## Given records
============

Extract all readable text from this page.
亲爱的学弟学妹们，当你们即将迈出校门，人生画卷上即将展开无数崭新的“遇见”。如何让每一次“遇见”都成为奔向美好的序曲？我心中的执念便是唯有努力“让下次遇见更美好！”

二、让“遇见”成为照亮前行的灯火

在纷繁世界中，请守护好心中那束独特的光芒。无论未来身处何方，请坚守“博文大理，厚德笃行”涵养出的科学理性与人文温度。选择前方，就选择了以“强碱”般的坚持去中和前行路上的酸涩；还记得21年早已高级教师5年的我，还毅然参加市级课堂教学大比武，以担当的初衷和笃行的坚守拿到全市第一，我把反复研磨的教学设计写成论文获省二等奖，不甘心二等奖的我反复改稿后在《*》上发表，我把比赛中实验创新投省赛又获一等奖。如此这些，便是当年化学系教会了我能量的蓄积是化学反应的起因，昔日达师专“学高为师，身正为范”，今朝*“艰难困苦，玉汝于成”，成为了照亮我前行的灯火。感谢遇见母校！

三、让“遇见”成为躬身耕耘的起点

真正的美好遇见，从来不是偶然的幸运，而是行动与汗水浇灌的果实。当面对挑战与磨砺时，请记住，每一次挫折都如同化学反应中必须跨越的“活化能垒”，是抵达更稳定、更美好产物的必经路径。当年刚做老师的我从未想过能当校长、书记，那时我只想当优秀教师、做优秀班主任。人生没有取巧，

============

## Objective
Reproduce each record exactly, leaving nothing out.

## Result of this exercise
Extract all readable text from this page.
亲爱的学弟学妹们，当你们即将迈出校门，人生画卷上即将展开无数崭新的“遇见”。如何让每一次“遇见”都成为奔向美好的序曲？我心中的执念便是唯有努力“让下次遇见更美好！”

二、让“遇见”成为照亮前行的灯火

在纷繁世界中，请守护好心中那束独特的光芒。无论未来身处何方，请坚守“博文大理，厚德笃行”涵养出的科学理性与人文温度。选择前方，就选择了以“强碱”般的坚持去中和前行路上的酸涩；还记得21年早已高级教师5年的我，还毅然参加市级课堂教学大比武，以担当的初衷和笃行的坚守拿到全市第一，我把反复研磨的教学设计写成论文获省二等奖，不甘心二等奖的我反复改稿后在《*》上发表，我把比赛中实验创新投省赛又获一等奖。如此这些，便是当年化学系教会了我能量的蓄积是化学反应的起因，昔日达师专“学高为师，身正为范”，今朝*“艰难困苦，玉汝于成”，成为了照亮我前行的灯火。感谢遇见母校！

三、让“遇见”成为躬身耕耘的起点

真正的美好遇见，从来不是偶然的幸运，而是行动与汗水浇灌的果实。当面对挑战与磨砺时，请记住，每一次挫折都如同化学反应中必须跨越的“活化能垒”，是抵达更稳定、更美好产物的必经路径。当年刚做老师的我从未想过能当校长、书记，那时我只想当优秀教师、做优秀班主任。人生没有取巧，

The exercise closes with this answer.